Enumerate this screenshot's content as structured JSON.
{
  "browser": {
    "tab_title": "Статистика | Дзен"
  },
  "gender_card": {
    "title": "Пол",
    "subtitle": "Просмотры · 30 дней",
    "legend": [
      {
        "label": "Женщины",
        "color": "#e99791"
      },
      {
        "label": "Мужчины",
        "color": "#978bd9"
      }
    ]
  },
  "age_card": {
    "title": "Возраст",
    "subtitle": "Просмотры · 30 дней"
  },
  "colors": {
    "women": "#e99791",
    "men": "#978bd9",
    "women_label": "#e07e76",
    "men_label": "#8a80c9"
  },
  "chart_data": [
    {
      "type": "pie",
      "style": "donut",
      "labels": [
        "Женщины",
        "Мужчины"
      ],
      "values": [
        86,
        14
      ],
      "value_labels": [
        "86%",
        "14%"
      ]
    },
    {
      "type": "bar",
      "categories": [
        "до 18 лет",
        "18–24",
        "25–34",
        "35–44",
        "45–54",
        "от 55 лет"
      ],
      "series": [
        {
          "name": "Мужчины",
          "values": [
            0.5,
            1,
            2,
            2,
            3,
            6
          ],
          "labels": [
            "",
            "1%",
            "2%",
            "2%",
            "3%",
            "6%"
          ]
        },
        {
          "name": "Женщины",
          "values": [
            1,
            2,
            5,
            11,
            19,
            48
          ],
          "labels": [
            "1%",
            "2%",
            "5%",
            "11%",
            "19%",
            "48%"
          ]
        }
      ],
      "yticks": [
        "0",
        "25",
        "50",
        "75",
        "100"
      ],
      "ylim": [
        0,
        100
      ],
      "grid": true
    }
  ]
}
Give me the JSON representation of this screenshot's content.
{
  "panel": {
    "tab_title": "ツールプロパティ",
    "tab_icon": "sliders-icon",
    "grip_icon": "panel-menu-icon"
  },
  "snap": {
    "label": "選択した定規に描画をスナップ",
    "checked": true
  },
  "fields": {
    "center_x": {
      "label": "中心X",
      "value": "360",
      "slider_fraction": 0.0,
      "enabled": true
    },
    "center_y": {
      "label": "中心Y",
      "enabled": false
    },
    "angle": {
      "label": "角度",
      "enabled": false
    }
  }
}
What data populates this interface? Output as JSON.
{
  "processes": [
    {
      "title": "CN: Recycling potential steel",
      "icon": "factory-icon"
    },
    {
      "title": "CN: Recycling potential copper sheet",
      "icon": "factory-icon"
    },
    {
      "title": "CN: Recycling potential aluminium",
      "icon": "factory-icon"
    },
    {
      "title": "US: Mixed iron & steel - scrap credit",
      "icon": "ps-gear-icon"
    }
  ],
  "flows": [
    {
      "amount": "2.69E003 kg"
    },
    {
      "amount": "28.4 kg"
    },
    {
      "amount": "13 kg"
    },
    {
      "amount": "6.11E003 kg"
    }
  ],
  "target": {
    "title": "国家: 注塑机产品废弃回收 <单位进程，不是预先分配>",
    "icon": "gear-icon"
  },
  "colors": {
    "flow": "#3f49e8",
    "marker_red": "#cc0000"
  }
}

◆ **EXERCISE OBJECTIVE**
Repeat the data in its entirety, character for character.

◆ **RESPONSE TO THIS EXERCISE**
Enumerate this screenshot's content as structured JSON.
{
  "browser": {
    "tab_title": "Статистика | Дзен"
  },
  "gender_card": {
    "title": "Пол",
    "subtitle": "Просмотры · 30 дней",
    "legend": [
      {
        "label": "Женщины",
        "color": "#e99791"
      },
      {
        "label": "Мужчины",
        "color": "#978bd9"
      }
    ]
  },
  "age_card": {
    "title": "Возраст",
    "subtitle": "Просмотры · 30 дней"
  },
  "colors": {
    "women": "#e99791",
    "men": "#978bd9",
    "women_label": "#e07e76",
    "men_label": "#8a80c9"
  },
  "chart_data": [
    {
      "type": "pie",
      "style": "donut",
      "labels": [
        "Женщины",
        "Мужчины"
      ],
      "values": [
        86,
        14
      ],
      "value_labels": [
        "86%",
        "14%"
      ]
    },
    {
      "type": "bar",
      "categories": [
        "до 18 лет",
        "18–24",
        "25–34",
        "35–44",
        "45–54",
        "от 55 лет"
      ],
      "series": [
        {
          "name": "Мужчины",
          "values": [
            0.5,
            1,
            2,
            2,
            3,
            6
          ],
          "labels": [
            "",
            "1%",
            "2%",
            "2%",
            "3%",
            "6%"
          ]
        },
        {
          "name": "Женщины",
          "values": [
            1,
            2,
            5,
            11,
            19,
            48
          ],
          "labels": [
            "1%",
            "2%",
            "5%",
            "11%",
            "19%",
            "48%"
          ]
        }
      ],
      "yticks": [
        "0",
        "25",
        "50",
        "75",
        "100"
      ],
      "ylim": [
        0,
        100
      ],
      "grid": true
    }
  ]
}
Give me the JSON representation of this screenshot's content.
{
  "panel": {
    "tab_title": "ツールプロパティ",
    "tab_icon": "sliders-icon",
    "grip_icon": "panel-menu-icon"
  },
  "snap": {
    "label": "選択した定規に描画をスナップ",
    "checked": true
  },
  "fields": {
    "center_x": {
      "label": "中心X",
      "value": "360",
      "slider_fraction": 0.0,
      "enabled": true
    },
    "center_y": {
      "label": "中心Y",
      "enabled": false
    },
    "angle": {
      "label": "角度",
      "enabled": false
    }
  }
}
What data populates this interface? Output as JSON.
{
  "processes": [
    {
      "title": "CN: Recycling potential steel",
      "icon": "factory-icon"
    },
    {
      "title": "CN: Recycling potential copper sheet",
      "icon": "factory-icon"
    },
    {
      "title": "CN: Recycling potential aluminium",
      "icon": "factory-icon"
    },
    {
      "title": "US: Mixed iron & steel - scrap credit",
      "icon": "ps-gear-icon"
    }
  ],
  "flows": [
    {
      "amount": "2.69E003 kg"
    },
    {
      "amount": "28.4 kg"
    },
    {
      "amount": "13 kg"
    },
    {
      "amount": "6.11E003 kg"
    }
  ],
  "target": {
    "title": "国家: 注塑机产品废弃回收 <单位进程，不是预先分配>",
    "icon": "gear-icon"
  },
  "colors": {
    "flow": "#3f49e8",
    "marker_red": "#cc0000"
  }
}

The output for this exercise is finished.